▶ _Brief_: Copy each line of the records that holds the string "hipoglucémicos".

▶ _Data shown_:
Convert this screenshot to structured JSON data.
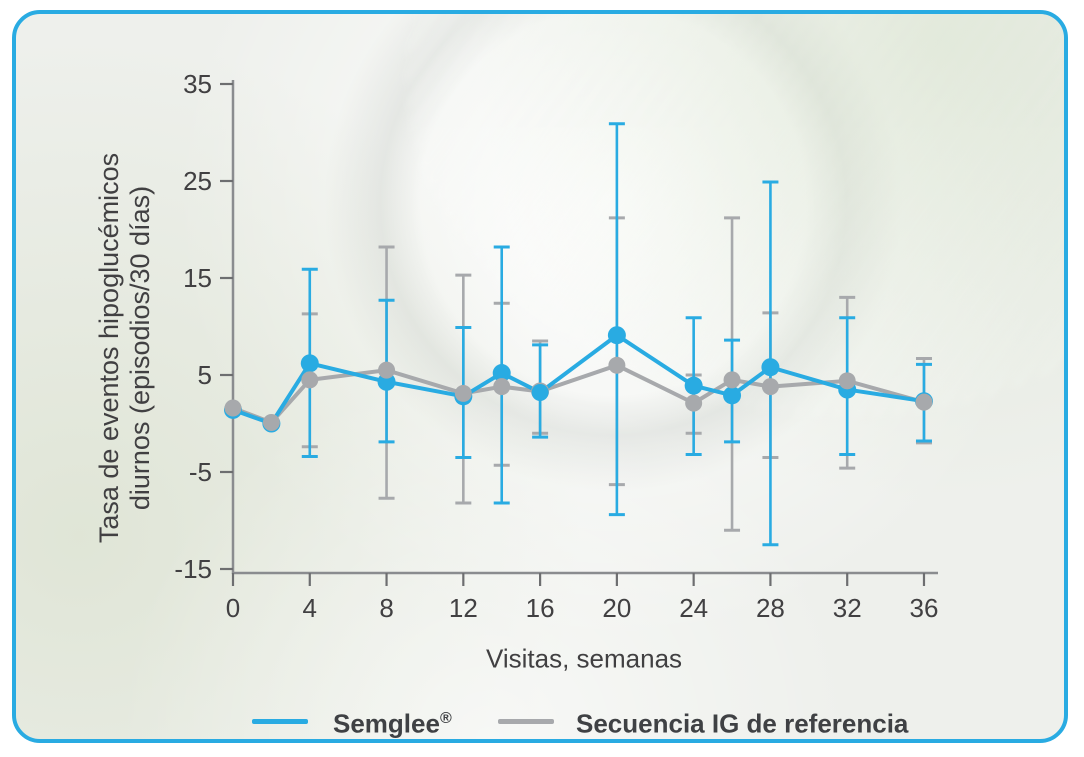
{
  "axes": {
    "xlabel": "Visitas, semanas",
    "ylabel_line1": "Tasa de eventos hipoglucémicos",
    "ylabel_line2": "diurnos (episodios/30 días)"
  },
  "legend": {
    "items": [
      {
        "label": "Semglee",
        "sup": "®",
        "color": "#29abe2"
      },
      {
        "label": "Secuencia IG de referencia",
        "sup": "",
        "color": "#a7a9ac"
      }
    ]
  },
  "style": {
    "accent": "#29abe2",
    "gray": "#a7a9ac",
    "text": "#414042",
    "axis_line": "#8a8c8f",
    "tick": "#6d6e70",
    "card_border": "#29abe2",
    "card_bg": "#eef0ec"
  },
  "chart_data": {
    "type": "line",
    "title": "",
    "xlabel": "Visitas, semanas",
    "ylabel": "Tasa de eventos hipoglucémicos diurnos (episodios/30 días)",
    "x": [
      0,
      2,
      4,
      8,
      12,
      14,
      16,
      20,
      24,
      26,
      28,
      32,
      36
    ],
    "x_ticks": [
      0,
      4,
      8,
      12,
      16,
      20,
      24,
      28,
      32,
      36
    ],
    "y_ticks": [
      35,
      25,
      15,
      5,
      -5,
      -15
    ],
    "xlim": [
      0,
      36
    ],
    "ylim": [
      -15,
      35
    ],
    "grid": false,
    "legend_position": "bottom",
    "error_bars": true,
    "series": [
      {
        "name": "Secuencia IG de referencia",
        "color": "#a7a9ac",
        "marker": "circle",
        "values": [
          1.6,
          0.1,
          4.5,
          5.5,
          3.1,
          3.8,
          3.3,
          6.0,
          2.1,
          4.5,
          3.8,
          4.4,
          2.2
        ],
        "err_low": [
          null,
          null,
          -2.4,
          -7.7,
          -8.2,
          -4.3,
          -1.0,
          -6.3,
          -1.0,
          -11.0,
          -3.5,
          -4.6,
          -2.0
        ],
        "err_high": [
          null,
          null,
          11.3,
          18.2,
          15.3,
          12.4,
          8.5,
          21.2,
          5.0,
          21.2,
          11.4,
          13.0,
          6.7
        ]
      },
      {
        "name": "Semglee®",
        "color": "#29abe2",
        "marker": "circle",
        "values": [
          1.4,
          0.0,
          6.2,
          4.3,
          2.8,
          5.2,
          3.2,
          9.1,
          3.9,
          2.9,
          5.8,
          3.5,
          2.3
        ],
        "err_low": [
          null,
          null,
          -3.4,
          -1.9,
          -3.5,
          -8.2,
          -1.4,
          -9.4,
          -3.2,
          -1.9,
          -12.5,
          -3.2,
          -1.8
        ],
        "err_high": [
          null,
          null,
          15.9,
          12.7,
          9.9,
          18.2,
          8.1,
          30.9,
          10.9,
          8.6,
          24.9,
          10.9,
          6.1
        ]
      }
    ]
  }
}
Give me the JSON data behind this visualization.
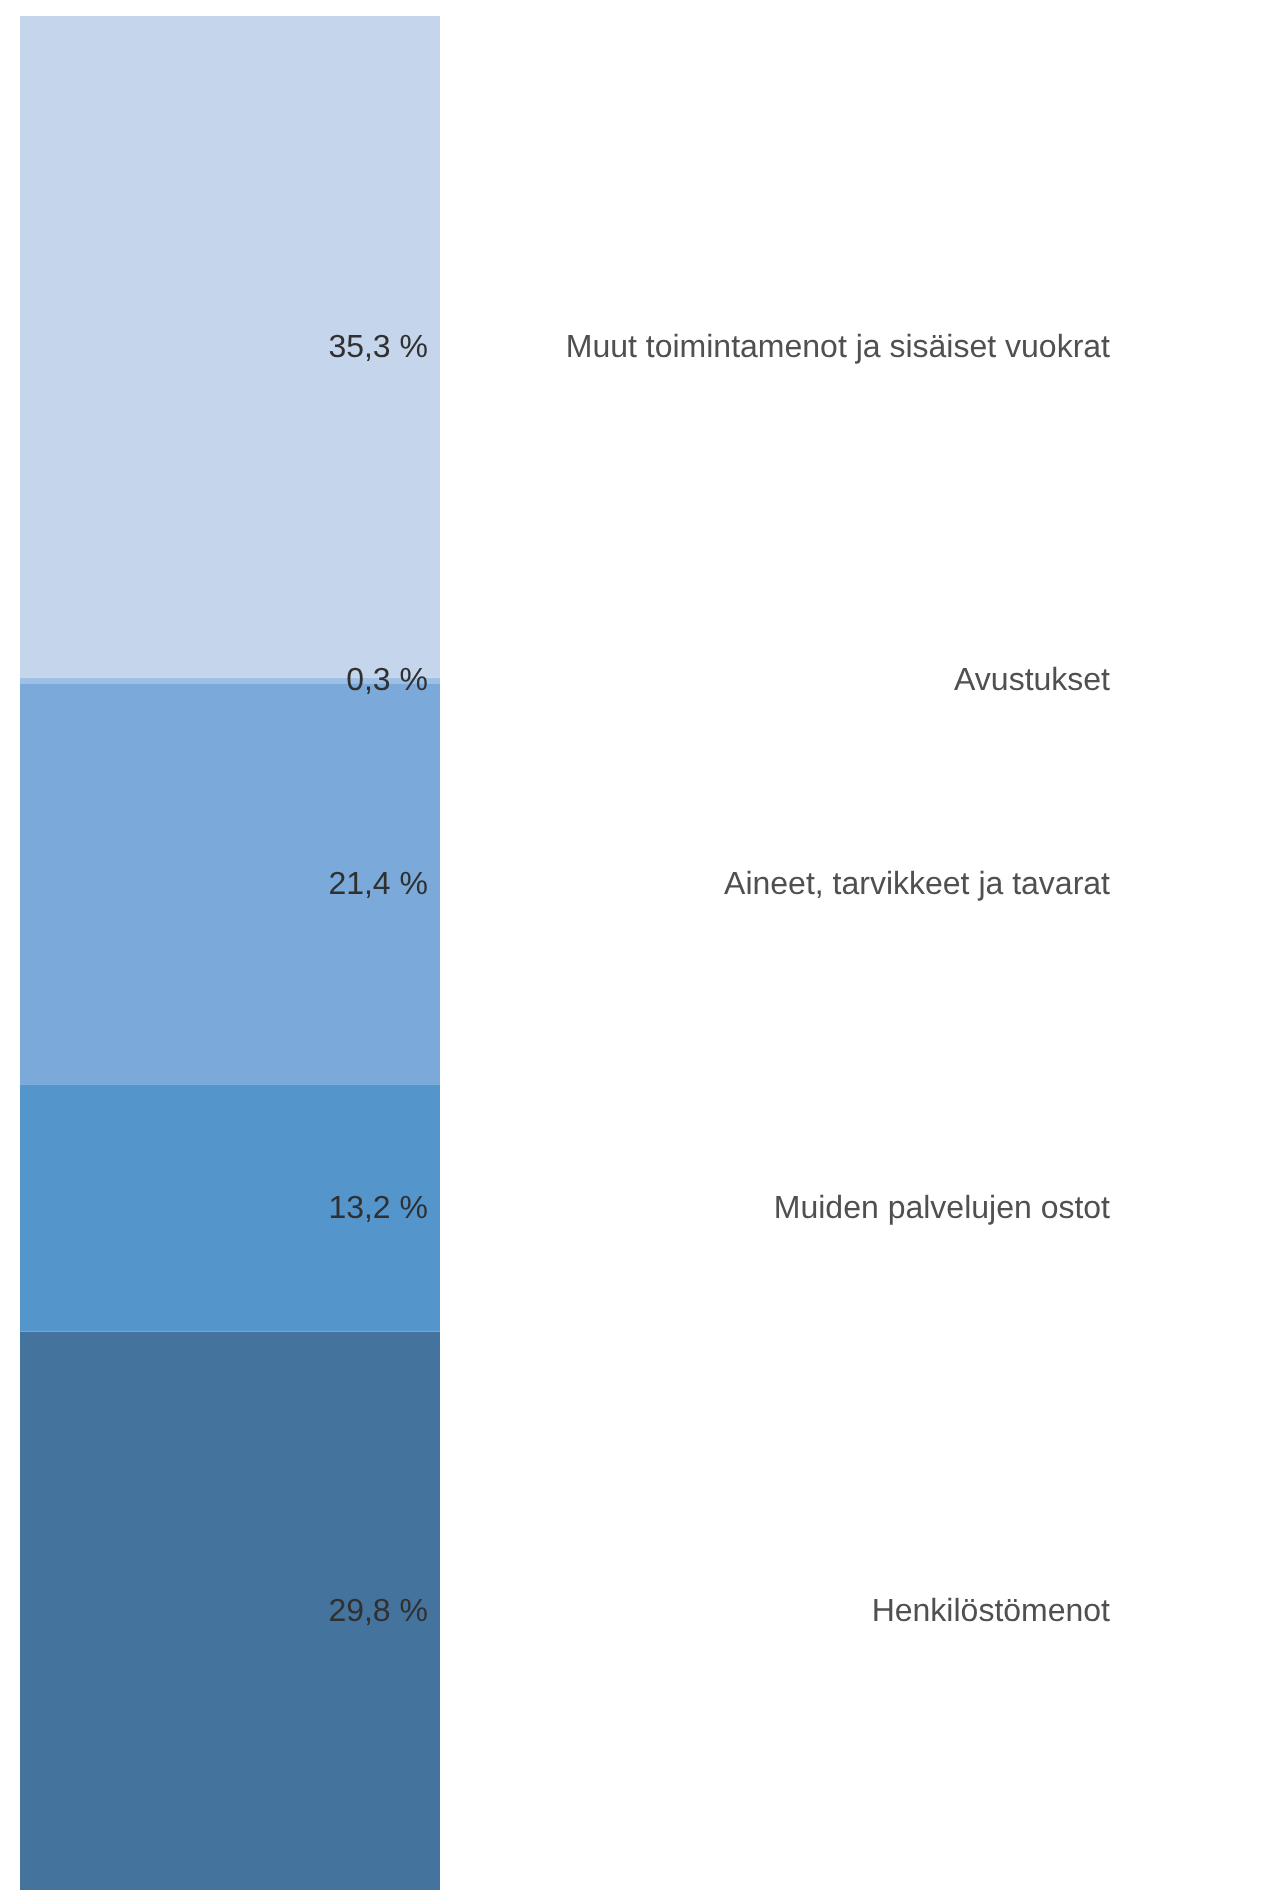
{
  "chart_data": {
    "type": "bar",
    "stacked": true,
    "categories": [
      null
    ],
    "ylim": [
      0,
      100
    ],
    "tick_labels": false,
    "legend": false,
    "series": [
      {
        "name": "Henkilöstömenot",
        "color": "#44739e",
        "values": [
          29.8
        ],
        "value_labels": [
          "29,8 %"
        ]
      },
      {
        "name": "Muiden palvelujen ostot",
        "color": "#5495cb",
        "values": [
          13.2
        ],
        "value_labels": [
          "13,2 %"
        ]
      },
      {
        "name": "Aineet, tarvikkeet ja tavarat",
        "color": "#7aa9da",
        "values": [
          21.4
        ],
        "value_labels": [
          "21,4 %"
        ]
      },
      {
        "name": "Avustukset",
        "color": "#9fc0e4",
        "values": [
          0.3
        ],
        "value_labels": [
          "0,3 %"
        ]
      },
      {
        "name": "Muut toimintamenot ja sisäiset vuokrat",
        "color": "#c4d5ec",
        "values": [
          35.3
        ],
        "value_labels": [
          "35,3 %"
        ]
      }
    ]
  }
}
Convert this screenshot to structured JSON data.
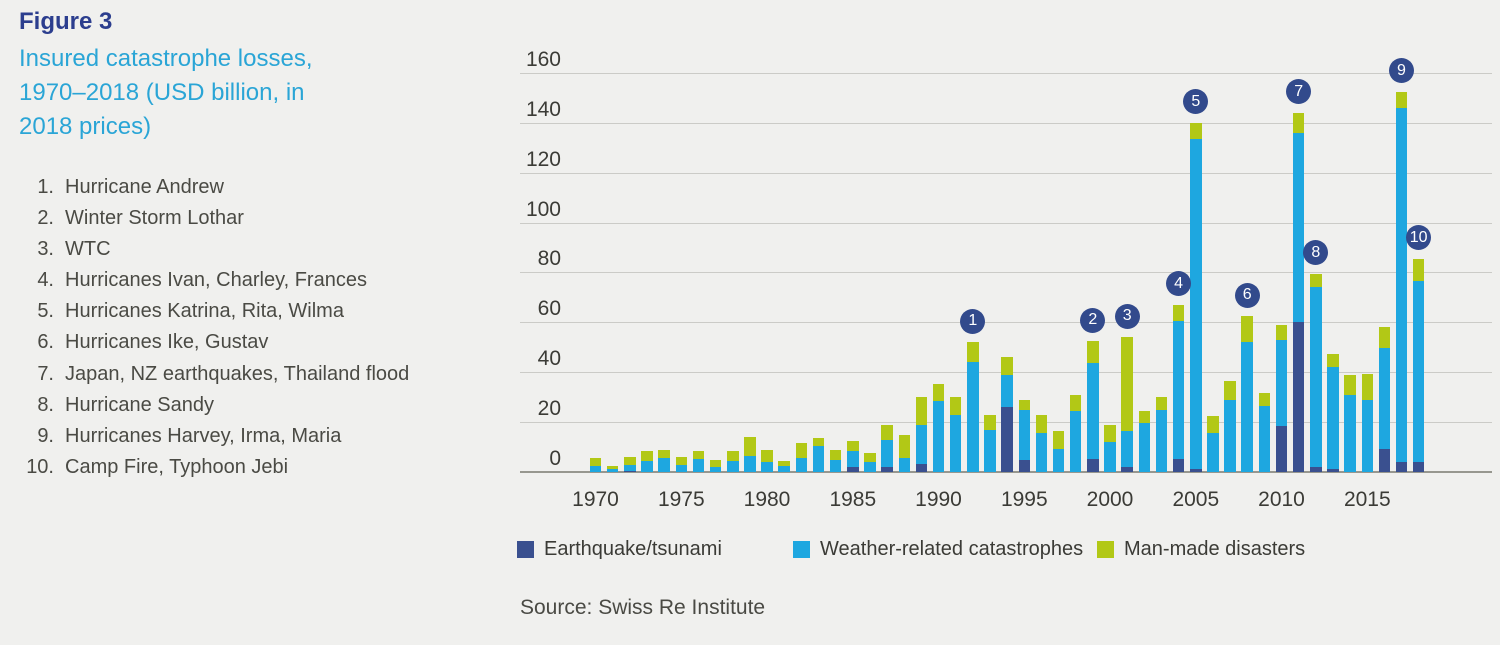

▶ _Written response_:
    "ylabel_line1": "Tasa de eventos hipoglucémicos",
    "ylabel": "Tasa de eventos hipoglucémicos diurnos (episodios/30 días)",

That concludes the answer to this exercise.